**Required task:** Look through the lines below and extract any with the word "tiết".

◆ ◆ ◆ ◆

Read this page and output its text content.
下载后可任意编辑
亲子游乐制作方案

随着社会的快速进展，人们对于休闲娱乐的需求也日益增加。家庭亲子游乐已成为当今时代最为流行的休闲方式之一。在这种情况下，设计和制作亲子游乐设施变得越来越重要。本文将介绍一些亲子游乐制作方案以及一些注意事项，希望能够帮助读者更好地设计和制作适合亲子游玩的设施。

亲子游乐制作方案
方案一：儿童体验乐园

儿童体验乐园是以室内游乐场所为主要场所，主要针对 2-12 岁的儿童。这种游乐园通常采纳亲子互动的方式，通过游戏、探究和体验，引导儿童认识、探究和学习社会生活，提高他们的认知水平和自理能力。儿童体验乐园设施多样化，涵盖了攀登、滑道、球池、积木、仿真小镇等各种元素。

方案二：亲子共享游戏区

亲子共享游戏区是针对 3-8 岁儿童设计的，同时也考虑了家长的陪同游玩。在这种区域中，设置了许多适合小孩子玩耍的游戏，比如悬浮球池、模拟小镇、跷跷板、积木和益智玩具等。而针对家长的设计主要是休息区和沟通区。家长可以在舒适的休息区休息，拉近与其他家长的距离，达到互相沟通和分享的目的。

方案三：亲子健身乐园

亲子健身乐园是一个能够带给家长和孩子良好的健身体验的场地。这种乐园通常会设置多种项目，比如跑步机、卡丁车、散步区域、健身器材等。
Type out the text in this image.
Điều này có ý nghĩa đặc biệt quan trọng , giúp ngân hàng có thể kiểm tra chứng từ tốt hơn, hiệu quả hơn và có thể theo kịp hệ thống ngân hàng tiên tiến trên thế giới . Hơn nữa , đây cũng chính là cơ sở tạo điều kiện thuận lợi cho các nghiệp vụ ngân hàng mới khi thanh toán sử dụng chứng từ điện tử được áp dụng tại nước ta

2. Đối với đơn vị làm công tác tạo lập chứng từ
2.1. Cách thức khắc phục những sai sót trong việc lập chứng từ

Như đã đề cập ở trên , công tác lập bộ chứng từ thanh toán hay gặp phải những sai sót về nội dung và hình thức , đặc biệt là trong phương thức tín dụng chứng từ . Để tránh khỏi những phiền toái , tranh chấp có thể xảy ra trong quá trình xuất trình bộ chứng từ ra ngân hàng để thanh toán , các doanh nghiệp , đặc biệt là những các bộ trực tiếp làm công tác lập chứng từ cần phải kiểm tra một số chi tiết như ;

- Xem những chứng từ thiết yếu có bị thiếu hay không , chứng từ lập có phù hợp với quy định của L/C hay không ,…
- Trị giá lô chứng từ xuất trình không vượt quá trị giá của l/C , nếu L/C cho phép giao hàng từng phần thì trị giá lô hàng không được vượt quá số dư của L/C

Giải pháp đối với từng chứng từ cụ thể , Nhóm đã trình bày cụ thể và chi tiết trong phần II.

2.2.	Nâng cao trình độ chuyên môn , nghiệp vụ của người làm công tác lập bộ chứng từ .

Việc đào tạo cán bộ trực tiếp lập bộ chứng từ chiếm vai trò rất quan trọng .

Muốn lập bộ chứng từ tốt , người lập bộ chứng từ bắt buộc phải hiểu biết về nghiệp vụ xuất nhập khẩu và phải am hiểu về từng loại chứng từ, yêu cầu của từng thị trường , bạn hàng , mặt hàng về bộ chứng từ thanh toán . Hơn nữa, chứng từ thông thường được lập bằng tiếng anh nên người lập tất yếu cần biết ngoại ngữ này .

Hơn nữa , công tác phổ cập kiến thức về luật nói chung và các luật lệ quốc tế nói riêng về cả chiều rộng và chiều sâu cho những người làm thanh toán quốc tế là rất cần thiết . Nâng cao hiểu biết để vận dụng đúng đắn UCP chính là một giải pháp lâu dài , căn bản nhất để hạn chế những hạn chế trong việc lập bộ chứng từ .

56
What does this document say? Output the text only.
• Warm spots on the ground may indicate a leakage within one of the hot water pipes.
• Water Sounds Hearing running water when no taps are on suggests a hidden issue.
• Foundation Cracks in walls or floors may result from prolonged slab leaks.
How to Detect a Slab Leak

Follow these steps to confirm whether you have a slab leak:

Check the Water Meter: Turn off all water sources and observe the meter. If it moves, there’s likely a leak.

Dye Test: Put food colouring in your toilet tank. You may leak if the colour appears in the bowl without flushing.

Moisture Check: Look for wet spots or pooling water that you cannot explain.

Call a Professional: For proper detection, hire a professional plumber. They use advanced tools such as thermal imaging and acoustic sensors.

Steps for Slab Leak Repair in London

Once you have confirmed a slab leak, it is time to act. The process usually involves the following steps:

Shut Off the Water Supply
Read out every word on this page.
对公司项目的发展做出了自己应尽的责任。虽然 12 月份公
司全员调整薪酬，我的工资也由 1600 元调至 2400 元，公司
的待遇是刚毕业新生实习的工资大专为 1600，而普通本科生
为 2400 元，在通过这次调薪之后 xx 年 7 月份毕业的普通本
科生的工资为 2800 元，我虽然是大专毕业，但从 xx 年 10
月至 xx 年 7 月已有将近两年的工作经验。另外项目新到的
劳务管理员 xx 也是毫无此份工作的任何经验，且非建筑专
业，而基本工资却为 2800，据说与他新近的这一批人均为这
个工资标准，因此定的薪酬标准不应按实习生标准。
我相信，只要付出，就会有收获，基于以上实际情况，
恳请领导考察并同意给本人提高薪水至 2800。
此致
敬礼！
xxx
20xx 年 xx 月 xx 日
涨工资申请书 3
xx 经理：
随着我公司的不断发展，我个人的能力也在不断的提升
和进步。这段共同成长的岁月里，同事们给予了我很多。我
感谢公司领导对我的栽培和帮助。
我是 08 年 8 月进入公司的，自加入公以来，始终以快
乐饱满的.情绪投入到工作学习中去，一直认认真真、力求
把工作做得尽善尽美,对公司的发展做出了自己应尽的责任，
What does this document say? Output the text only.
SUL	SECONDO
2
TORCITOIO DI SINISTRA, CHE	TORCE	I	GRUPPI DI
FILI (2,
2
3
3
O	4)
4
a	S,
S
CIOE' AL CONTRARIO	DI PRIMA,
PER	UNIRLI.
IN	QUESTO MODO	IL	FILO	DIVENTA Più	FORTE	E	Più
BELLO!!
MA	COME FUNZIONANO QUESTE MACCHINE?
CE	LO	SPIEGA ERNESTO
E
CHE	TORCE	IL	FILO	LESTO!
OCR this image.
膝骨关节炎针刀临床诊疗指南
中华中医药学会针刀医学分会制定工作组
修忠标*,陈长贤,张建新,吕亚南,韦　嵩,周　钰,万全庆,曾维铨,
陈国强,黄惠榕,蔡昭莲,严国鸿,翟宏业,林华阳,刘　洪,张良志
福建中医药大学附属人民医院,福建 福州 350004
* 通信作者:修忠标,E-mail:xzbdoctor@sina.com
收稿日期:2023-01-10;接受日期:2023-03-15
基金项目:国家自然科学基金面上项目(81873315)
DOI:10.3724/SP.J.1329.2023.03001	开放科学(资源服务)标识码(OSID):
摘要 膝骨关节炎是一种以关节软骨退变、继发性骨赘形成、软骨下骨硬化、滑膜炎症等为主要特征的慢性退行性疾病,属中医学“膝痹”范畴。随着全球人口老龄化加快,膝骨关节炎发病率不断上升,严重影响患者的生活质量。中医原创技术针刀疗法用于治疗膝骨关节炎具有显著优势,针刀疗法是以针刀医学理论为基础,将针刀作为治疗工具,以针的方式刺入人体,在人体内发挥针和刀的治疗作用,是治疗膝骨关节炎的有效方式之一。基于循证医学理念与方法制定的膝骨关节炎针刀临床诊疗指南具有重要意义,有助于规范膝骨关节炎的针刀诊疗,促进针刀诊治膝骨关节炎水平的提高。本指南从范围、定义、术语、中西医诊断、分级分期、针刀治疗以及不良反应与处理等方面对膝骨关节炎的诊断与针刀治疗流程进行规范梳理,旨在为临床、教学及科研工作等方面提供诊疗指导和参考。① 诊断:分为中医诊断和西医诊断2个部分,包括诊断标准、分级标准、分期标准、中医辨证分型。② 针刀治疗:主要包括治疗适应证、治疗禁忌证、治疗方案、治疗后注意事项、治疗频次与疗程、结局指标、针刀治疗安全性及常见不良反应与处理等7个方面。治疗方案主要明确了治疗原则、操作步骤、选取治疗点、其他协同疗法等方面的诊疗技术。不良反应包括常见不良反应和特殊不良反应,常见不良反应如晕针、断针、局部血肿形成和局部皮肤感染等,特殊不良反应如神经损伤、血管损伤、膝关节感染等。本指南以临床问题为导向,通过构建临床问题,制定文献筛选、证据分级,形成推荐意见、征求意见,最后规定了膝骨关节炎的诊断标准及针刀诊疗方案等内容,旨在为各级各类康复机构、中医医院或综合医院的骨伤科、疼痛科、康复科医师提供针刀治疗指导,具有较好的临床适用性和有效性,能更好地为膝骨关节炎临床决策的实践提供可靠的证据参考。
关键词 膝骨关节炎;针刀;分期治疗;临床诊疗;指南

◆ ◆ ◆ ◆

**Expected output:**
Như đã đề cập ở trên , công tác lập bộ chứng từ thanh toán hay gặp phải những sai sót về nội dung và hình thức , đặc biệt là trong phương thức tín dụng chứng từ . Để tránh khỏi những phiền toái , tranh chấp có thể xảy ra trong quá trình xuất trình bộ chứng từ ra ngân hàng để thanh toán , các doanh nghiệp , đặc biệt là những các bộ trực tiếp làm công tác lập chứng từ cần phải kiểm tra một số chi tiết như ;
Giải pháp đối với từng chứng từ cụ thể , Nhóm đã trình bày cụ thể và chi tiết trong phần II.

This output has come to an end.